■ Instructions for the task ■
Only a number is wanted: how many lines in the records below contain "name"?

■ Records shown ■
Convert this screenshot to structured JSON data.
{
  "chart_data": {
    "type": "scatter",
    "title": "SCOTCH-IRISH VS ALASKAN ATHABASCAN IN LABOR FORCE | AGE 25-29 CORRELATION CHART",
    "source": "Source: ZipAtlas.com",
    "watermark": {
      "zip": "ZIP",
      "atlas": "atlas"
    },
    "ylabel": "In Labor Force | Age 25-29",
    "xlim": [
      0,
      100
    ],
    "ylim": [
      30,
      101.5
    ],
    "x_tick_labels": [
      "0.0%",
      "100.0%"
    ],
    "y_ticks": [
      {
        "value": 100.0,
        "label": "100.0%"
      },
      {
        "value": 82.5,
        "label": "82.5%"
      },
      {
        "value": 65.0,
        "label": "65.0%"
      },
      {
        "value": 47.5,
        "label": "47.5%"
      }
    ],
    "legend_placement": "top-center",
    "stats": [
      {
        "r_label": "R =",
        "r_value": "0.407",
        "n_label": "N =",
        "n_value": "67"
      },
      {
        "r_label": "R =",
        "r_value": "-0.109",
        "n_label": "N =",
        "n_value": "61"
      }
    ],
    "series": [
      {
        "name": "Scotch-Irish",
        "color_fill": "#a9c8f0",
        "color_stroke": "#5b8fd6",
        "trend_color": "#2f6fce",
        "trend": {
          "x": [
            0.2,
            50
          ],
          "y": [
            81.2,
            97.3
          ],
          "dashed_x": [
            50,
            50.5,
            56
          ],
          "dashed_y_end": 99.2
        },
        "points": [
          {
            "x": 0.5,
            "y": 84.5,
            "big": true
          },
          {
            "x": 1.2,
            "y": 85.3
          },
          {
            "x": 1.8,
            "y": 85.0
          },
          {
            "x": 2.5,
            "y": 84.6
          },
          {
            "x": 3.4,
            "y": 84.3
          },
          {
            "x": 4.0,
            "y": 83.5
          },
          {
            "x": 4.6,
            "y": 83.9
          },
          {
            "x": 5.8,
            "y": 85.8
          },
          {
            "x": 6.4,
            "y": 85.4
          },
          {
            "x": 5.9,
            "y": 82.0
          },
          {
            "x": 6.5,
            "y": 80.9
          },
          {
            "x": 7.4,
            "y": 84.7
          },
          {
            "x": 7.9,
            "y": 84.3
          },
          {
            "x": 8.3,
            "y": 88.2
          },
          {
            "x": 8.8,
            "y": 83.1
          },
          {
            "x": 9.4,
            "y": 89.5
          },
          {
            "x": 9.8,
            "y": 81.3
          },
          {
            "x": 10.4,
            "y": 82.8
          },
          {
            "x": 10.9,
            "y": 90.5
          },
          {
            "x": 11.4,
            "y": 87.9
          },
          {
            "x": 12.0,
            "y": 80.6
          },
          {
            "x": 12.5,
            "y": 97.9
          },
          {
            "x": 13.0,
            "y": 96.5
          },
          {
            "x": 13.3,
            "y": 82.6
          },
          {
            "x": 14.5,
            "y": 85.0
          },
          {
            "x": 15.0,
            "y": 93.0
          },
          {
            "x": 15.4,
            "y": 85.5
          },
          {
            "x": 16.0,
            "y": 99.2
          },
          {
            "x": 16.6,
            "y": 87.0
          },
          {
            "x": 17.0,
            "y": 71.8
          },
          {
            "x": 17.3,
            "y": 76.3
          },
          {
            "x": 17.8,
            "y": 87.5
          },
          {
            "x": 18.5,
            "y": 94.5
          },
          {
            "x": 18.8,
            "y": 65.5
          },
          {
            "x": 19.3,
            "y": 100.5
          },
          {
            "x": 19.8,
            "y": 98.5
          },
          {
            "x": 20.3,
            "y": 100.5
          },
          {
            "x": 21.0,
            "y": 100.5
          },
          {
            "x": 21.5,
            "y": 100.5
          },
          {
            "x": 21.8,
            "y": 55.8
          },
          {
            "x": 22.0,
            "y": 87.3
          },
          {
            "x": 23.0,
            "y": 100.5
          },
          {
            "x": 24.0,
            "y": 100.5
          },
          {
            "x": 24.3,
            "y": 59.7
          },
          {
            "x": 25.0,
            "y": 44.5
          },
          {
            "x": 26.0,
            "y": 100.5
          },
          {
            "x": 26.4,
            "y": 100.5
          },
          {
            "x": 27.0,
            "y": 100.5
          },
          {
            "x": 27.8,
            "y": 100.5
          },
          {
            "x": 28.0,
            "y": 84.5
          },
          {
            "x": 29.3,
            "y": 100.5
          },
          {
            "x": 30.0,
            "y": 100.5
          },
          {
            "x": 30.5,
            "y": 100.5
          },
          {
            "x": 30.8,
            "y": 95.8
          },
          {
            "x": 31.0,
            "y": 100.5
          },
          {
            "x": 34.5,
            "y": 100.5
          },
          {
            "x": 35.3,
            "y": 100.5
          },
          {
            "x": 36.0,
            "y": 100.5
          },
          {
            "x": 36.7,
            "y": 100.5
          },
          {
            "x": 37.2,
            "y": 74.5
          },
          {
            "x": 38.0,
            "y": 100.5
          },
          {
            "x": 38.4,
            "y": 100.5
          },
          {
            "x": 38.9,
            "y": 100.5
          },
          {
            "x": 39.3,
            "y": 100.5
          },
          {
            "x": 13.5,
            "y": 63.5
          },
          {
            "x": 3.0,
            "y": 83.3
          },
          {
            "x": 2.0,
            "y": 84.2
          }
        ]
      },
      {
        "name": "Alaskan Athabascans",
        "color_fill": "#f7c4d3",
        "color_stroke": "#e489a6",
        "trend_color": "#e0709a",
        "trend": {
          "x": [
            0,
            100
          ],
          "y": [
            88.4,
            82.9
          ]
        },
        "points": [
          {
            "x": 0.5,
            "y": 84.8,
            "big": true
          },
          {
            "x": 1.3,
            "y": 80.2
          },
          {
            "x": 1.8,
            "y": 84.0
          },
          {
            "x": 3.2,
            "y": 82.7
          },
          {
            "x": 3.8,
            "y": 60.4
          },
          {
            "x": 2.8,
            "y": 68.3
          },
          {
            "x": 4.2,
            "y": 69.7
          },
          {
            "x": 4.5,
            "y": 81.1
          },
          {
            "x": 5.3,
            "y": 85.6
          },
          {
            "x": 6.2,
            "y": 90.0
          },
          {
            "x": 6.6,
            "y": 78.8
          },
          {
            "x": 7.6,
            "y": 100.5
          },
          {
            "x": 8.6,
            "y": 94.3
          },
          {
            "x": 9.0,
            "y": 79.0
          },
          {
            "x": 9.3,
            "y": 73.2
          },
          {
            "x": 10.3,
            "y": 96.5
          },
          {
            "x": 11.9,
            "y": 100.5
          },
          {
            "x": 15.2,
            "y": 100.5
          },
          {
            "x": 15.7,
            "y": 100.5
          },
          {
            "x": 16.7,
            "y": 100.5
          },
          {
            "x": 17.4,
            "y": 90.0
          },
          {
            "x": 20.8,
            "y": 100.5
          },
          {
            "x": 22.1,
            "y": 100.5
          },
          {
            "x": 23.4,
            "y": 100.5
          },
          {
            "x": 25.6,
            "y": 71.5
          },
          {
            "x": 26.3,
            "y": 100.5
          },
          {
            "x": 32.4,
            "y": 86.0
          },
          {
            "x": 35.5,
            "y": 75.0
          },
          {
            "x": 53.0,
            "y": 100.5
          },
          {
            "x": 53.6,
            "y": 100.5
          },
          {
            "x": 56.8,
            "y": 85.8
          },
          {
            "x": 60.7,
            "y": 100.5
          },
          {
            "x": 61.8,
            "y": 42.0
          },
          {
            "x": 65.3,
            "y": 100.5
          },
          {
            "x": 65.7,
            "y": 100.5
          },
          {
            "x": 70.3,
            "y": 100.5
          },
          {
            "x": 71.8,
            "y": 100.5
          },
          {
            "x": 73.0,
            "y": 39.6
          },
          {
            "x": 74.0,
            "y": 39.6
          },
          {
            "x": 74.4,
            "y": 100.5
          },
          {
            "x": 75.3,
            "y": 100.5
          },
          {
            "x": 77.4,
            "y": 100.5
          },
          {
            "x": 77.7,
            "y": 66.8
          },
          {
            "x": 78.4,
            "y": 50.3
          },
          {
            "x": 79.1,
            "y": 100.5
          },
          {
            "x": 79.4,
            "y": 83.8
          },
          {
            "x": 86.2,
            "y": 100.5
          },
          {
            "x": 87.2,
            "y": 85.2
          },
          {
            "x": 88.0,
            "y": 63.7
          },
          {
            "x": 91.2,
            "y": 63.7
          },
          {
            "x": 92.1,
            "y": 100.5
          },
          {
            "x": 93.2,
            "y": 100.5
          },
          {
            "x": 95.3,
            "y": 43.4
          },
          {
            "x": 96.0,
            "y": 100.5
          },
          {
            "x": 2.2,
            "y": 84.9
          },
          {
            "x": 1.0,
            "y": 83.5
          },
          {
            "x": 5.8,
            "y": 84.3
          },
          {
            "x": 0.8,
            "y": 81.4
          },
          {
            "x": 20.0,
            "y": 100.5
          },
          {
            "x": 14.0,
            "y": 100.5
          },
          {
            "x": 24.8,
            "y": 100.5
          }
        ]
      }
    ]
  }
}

■ Correct output ■
2